▸ INSTRUCTIONS TO FOLLOW
Every line of the data that contains the string "screenshot" must be copied.

[Some records]
-*-*-

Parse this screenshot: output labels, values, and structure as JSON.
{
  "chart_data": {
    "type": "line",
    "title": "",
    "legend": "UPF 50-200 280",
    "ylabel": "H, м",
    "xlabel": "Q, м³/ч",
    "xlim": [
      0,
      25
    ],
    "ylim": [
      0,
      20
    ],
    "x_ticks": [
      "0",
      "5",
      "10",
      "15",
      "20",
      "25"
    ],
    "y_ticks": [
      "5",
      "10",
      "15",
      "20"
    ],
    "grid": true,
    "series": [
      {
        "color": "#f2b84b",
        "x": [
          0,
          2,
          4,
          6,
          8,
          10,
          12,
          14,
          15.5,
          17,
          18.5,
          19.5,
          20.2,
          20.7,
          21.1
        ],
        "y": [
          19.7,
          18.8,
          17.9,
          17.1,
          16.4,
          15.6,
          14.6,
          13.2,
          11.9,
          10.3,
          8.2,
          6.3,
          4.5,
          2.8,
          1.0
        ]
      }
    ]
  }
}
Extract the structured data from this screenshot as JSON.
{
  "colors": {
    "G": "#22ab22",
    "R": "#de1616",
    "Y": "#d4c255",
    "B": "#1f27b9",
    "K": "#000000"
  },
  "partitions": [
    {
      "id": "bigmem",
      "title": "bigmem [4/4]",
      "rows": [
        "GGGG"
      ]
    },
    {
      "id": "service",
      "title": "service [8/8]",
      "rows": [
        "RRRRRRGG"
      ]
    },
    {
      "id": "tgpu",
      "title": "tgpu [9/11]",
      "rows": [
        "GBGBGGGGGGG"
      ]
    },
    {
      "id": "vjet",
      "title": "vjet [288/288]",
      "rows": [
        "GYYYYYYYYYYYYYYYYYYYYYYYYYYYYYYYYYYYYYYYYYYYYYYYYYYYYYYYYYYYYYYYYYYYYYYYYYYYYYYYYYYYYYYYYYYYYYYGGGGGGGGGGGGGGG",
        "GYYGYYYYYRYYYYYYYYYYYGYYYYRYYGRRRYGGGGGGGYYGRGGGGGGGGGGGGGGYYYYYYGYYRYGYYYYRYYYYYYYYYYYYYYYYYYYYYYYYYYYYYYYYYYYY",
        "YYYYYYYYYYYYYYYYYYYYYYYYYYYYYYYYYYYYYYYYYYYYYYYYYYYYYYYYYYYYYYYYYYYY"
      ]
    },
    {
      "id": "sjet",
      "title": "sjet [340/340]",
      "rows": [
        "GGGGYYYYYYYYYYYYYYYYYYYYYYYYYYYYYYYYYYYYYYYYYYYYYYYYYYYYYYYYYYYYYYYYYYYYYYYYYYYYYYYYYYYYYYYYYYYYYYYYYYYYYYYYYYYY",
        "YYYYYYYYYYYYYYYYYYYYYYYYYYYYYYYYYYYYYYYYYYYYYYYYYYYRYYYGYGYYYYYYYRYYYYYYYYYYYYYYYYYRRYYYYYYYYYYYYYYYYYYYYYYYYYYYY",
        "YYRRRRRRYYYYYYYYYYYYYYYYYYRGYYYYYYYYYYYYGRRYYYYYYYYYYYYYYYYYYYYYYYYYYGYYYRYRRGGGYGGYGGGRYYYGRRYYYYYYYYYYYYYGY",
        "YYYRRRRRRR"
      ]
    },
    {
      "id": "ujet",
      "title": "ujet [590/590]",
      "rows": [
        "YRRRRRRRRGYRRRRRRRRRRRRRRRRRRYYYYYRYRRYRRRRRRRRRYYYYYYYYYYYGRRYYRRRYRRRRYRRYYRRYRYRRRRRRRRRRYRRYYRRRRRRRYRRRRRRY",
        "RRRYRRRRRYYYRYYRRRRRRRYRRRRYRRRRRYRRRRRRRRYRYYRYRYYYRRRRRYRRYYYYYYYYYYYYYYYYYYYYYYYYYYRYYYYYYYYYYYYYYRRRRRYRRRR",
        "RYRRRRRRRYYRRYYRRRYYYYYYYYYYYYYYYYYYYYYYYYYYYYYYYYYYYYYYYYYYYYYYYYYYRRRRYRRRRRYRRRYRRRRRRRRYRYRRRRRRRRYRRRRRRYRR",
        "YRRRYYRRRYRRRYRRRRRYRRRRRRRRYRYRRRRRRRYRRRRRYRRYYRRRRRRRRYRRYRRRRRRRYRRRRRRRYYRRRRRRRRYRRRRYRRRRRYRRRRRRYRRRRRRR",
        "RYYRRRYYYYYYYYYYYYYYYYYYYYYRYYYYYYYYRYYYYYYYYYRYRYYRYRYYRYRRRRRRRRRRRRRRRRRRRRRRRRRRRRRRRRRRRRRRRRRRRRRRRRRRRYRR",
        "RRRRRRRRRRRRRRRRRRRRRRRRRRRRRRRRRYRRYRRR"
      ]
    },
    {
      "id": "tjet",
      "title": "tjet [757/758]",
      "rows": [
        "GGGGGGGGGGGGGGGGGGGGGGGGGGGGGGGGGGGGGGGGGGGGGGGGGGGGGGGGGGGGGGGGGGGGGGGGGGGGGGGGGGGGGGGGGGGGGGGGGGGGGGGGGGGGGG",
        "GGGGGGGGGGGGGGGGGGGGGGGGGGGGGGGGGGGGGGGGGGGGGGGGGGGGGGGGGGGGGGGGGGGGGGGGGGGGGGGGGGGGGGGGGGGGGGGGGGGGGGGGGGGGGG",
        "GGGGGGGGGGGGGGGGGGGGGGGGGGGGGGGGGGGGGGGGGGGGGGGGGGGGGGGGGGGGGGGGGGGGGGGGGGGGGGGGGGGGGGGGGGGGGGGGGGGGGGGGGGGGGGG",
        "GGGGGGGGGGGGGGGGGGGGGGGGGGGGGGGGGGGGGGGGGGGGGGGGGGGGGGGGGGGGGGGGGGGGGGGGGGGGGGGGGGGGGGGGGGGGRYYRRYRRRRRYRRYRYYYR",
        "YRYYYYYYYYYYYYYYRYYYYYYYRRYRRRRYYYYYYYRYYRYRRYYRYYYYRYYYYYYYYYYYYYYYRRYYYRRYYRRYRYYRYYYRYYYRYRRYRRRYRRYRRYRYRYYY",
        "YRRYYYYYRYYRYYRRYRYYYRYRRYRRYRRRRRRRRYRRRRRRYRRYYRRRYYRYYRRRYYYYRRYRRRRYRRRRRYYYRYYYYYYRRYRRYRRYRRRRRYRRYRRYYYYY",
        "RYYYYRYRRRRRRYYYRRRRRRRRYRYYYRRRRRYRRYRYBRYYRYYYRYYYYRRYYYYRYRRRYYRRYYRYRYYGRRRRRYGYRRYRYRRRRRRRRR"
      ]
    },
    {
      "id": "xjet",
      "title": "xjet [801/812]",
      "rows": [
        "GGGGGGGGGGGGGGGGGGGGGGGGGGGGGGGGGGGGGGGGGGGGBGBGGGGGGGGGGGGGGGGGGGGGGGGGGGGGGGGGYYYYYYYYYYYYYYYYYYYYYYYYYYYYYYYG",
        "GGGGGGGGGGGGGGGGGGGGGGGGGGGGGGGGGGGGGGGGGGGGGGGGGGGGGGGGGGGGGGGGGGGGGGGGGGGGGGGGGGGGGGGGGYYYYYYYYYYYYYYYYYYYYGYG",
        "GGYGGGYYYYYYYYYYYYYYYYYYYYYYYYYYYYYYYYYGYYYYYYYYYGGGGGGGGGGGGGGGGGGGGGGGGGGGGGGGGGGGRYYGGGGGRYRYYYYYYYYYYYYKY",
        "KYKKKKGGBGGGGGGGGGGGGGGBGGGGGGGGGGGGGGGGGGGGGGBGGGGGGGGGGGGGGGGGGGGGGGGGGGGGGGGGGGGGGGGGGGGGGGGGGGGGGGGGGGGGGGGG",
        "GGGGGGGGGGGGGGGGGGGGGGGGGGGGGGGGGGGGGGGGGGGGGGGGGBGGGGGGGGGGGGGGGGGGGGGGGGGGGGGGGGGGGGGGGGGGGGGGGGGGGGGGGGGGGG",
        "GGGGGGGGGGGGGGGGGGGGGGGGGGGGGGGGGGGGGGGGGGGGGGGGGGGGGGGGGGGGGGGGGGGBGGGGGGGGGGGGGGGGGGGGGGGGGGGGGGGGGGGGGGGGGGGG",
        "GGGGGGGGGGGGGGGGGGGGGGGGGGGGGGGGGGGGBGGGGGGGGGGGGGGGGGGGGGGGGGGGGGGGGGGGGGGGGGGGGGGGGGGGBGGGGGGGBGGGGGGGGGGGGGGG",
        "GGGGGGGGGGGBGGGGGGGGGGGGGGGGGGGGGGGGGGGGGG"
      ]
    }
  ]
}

-*-*-

▸ EXERCISE SOLUTION
Parse this screenshot: output labels, values, and structure as JSON.
Extract the structured data from this screenshot as JSON.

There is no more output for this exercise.